* _Instruction_:
Lines holding the string "that" are the ones to copy from this listing.

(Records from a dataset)
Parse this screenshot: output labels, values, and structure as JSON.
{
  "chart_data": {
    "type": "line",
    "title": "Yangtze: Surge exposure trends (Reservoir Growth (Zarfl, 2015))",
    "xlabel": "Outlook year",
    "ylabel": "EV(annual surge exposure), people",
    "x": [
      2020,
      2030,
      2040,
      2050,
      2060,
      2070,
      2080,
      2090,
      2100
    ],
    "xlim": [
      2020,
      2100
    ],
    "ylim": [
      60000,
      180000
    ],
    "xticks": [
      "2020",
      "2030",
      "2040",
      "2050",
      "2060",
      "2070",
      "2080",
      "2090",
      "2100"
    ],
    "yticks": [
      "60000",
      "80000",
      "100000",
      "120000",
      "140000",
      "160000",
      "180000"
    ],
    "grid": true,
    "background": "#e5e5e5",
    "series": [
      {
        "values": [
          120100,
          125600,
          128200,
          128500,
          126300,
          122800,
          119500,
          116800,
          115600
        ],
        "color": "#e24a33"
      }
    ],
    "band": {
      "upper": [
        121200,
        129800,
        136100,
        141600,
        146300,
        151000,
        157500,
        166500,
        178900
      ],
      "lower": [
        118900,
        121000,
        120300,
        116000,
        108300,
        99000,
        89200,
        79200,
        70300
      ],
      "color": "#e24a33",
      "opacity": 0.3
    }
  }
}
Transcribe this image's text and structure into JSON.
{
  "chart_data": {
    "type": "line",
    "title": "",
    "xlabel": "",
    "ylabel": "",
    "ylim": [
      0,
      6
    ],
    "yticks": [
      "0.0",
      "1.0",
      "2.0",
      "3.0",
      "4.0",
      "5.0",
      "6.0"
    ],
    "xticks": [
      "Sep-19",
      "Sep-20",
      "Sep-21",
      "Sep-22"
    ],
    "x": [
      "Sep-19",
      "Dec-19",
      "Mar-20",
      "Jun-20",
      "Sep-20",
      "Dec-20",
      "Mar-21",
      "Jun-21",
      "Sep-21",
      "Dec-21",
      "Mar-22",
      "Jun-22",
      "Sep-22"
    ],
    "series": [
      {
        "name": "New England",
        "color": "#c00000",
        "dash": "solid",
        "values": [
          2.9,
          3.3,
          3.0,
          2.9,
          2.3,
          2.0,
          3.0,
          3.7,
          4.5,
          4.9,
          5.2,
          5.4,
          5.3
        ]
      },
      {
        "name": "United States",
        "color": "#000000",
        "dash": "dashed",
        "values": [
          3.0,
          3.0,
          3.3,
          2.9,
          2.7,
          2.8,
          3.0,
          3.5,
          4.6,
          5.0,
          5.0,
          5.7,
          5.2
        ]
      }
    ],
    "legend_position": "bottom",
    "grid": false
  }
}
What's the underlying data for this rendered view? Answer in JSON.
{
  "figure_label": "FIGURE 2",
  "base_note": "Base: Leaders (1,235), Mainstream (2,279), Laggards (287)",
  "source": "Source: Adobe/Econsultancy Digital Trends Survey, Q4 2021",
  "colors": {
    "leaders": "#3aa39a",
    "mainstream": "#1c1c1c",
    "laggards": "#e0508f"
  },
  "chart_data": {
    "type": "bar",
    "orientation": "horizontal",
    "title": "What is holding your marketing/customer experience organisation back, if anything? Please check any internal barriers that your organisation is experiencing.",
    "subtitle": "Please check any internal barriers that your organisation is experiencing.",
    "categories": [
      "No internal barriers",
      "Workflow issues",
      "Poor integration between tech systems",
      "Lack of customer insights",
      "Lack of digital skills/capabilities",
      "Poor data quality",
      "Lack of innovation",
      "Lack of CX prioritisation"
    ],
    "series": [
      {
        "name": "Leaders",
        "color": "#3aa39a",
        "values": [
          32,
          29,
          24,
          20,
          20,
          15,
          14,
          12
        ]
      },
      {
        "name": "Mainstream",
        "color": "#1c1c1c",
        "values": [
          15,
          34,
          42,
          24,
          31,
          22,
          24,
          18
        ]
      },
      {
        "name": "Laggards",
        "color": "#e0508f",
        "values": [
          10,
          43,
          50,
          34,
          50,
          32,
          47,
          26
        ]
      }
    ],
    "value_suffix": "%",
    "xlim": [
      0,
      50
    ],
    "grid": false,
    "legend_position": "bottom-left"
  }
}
---
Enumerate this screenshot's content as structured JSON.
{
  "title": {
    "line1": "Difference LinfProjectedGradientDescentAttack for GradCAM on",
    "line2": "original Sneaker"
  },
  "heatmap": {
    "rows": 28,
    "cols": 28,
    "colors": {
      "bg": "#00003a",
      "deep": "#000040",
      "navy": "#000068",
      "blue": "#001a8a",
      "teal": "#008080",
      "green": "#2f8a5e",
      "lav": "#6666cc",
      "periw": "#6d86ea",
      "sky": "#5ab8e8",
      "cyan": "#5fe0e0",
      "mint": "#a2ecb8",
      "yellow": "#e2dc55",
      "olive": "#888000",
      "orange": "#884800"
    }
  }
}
==
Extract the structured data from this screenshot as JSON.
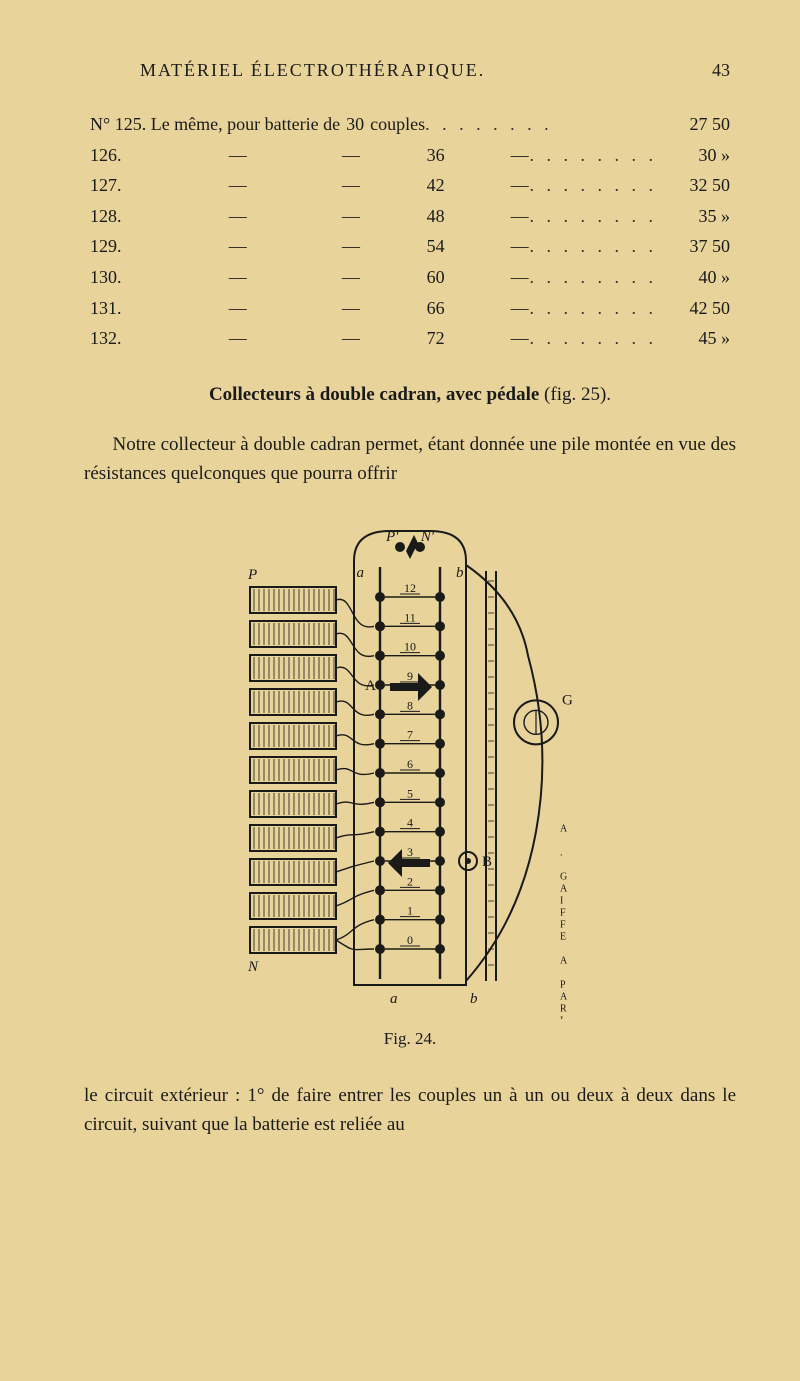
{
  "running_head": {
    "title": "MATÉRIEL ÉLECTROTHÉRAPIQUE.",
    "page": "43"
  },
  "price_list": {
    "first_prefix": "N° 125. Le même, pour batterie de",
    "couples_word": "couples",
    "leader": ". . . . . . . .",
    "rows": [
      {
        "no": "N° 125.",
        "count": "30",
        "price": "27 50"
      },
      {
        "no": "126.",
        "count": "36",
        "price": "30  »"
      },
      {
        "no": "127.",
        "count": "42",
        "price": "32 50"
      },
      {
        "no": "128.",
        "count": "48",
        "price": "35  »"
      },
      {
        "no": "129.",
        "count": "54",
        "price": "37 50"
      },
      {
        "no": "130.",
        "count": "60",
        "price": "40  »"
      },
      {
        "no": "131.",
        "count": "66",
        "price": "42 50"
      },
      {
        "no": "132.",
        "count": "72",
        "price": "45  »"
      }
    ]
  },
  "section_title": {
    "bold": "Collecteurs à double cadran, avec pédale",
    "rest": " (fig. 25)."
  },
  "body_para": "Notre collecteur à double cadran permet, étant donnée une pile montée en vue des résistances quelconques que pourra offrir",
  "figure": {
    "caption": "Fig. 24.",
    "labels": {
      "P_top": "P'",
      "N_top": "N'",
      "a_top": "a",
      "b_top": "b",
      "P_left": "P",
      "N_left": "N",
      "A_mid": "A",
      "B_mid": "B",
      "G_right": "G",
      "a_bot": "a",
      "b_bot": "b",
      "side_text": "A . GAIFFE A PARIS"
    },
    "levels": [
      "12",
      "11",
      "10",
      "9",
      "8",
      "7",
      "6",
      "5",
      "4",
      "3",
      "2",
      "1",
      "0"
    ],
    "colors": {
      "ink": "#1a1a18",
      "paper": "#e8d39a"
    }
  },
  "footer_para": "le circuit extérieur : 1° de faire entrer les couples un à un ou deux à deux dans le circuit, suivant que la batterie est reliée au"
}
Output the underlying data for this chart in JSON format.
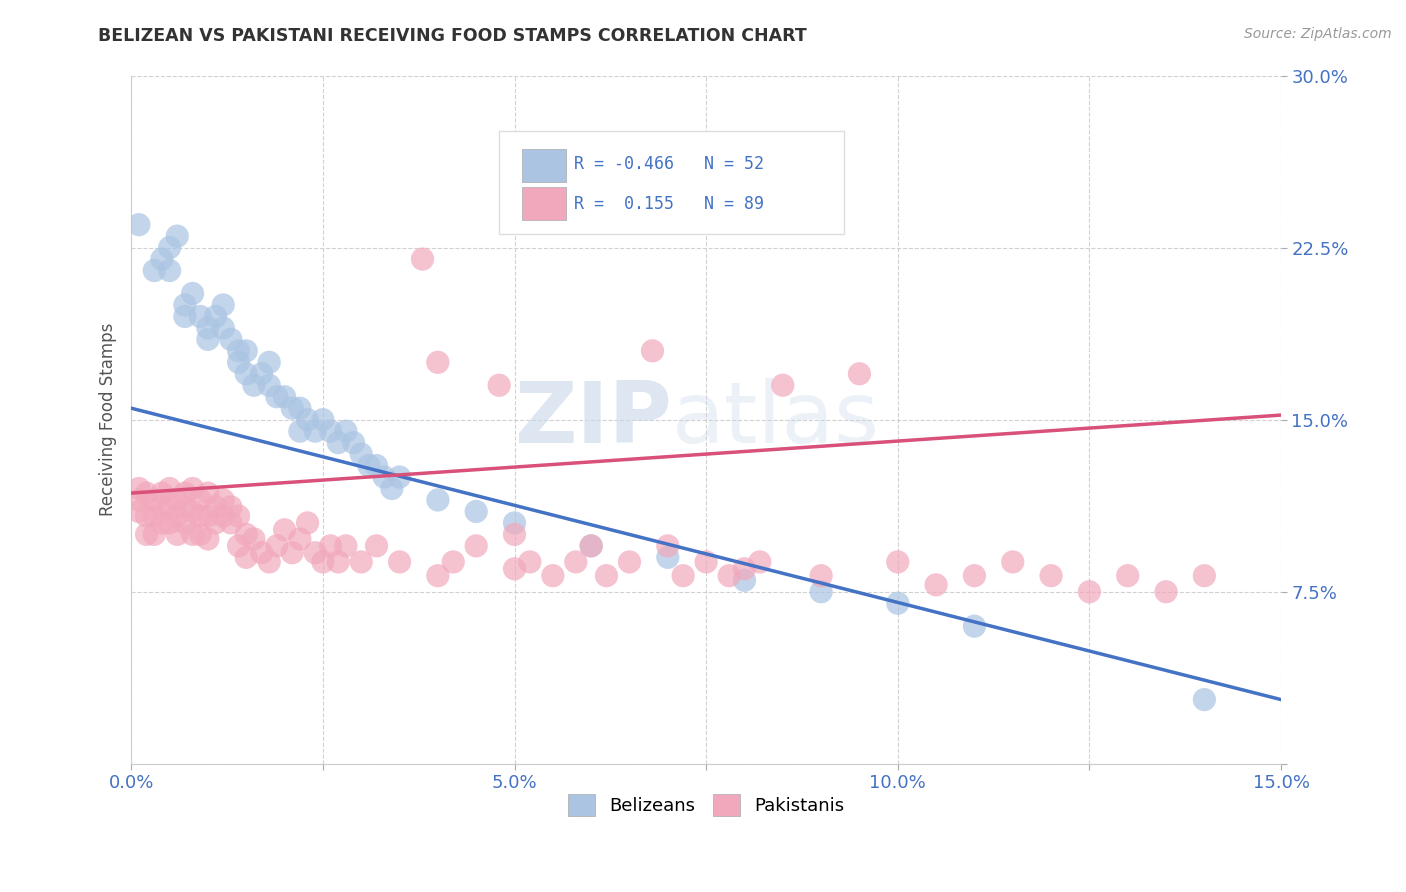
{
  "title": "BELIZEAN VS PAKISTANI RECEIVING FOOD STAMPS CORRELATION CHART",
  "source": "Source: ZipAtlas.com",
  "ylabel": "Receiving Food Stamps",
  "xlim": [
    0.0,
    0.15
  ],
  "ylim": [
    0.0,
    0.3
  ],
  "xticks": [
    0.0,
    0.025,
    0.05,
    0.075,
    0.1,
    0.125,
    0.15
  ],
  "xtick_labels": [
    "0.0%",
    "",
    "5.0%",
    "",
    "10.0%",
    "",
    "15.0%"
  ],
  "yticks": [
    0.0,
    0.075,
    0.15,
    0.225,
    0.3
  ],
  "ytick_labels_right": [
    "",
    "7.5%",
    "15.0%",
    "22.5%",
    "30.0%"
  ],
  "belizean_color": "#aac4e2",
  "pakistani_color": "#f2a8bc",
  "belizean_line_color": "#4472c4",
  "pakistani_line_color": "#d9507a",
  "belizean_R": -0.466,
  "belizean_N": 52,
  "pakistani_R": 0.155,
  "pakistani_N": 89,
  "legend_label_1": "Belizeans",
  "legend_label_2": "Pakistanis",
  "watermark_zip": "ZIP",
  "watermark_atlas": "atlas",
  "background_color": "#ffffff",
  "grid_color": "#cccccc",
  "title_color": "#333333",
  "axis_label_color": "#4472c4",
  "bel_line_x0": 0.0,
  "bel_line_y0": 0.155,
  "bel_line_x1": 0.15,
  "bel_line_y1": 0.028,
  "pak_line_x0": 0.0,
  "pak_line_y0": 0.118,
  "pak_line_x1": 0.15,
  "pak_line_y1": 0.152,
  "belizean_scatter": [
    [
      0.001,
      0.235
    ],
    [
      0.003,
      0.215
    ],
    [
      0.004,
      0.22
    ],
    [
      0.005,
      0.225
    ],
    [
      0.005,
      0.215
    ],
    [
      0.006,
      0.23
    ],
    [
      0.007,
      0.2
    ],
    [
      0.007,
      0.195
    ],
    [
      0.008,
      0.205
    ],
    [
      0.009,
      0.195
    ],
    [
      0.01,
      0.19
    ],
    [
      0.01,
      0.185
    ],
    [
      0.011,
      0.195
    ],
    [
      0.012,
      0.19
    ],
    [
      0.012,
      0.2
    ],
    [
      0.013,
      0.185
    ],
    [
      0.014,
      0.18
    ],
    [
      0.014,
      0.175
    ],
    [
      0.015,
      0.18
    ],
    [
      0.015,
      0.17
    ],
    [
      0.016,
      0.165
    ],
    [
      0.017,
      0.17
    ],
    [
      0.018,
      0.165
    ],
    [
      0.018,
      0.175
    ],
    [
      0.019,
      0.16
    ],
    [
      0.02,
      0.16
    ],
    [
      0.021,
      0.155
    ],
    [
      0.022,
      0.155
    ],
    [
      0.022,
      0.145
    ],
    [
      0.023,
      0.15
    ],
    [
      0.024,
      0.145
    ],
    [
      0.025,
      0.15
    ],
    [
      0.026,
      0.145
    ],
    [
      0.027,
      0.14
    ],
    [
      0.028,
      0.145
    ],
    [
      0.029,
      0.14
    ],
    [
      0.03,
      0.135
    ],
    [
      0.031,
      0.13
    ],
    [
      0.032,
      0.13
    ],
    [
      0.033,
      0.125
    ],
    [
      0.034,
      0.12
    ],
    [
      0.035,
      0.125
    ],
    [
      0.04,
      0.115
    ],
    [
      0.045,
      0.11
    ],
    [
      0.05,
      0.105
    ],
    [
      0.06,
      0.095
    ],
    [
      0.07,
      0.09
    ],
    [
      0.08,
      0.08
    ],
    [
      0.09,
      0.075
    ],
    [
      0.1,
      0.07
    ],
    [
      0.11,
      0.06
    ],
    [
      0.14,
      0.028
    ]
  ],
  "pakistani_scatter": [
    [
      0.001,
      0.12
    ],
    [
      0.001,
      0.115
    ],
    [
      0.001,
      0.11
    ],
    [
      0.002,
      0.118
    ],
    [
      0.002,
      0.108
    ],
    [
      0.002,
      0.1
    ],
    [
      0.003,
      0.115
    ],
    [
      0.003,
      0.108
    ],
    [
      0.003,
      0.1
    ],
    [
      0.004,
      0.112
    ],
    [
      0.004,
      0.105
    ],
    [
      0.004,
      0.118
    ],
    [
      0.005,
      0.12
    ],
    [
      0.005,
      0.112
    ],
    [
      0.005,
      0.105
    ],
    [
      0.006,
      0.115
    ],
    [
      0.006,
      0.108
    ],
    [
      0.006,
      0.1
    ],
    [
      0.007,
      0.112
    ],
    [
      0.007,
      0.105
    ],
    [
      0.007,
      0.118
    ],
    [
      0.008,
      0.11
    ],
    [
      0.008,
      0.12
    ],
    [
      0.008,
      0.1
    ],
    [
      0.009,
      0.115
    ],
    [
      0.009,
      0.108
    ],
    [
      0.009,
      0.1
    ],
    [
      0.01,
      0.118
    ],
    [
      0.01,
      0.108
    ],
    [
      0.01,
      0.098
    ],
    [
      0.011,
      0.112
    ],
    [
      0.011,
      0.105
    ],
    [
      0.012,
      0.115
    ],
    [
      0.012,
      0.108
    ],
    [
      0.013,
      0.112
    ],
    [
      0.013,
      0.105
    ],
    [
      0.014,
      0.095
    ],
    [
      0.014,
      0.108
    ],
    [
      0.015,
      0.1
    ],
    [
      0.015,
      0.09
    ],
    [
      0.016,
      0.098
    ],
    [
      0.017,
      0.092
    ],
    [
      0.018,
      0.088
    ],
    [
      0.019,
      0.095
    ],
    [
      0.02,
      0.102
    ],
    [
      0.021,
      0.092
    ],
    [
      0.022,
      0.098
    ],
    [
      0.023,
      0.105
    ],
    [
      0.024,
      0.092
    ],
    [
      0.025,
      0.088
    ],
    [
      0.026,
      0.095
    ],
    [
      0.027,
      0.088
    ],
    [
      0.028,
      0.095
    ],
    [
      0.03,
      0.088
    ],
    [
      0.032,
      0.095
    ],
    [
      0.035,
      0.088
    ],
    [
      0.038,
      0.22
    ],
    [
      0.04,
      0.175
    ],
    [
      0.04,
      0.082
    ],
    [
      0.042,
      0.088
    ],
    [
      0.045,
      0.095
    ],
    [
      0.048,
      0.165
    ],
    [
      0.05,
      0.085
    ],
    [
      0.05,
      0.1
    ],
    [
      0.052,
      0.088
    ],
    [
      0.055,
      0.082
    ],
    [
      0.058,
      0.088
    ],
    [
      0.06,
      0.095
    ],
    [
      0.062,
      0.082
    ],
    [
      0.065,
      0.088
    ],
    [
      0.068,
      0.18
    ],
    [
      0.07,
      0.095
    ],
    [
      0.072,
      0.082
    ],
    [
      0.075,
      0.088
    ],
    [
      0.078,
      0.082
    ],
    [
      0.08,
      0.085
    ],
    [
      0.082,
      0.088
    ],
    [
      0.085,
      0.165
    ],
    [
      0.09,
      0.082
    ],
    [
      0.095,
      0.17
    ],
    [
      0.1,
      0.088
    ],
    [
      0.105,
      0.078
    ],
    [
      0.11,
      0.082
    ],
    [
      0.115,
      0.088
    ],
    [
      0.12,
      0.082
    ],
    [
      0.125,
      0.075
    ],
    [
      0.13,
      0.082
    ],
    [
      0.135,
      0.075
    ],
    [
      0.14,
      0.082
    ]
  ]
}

* _Written answer_:
    "title": "What is holding your marketing/customer experience organisation back, if anything? Please check any internal barriers that your organisation is experiencing.",
    "subtitle": "Please check any internal barriers that your organisation is experiencing.",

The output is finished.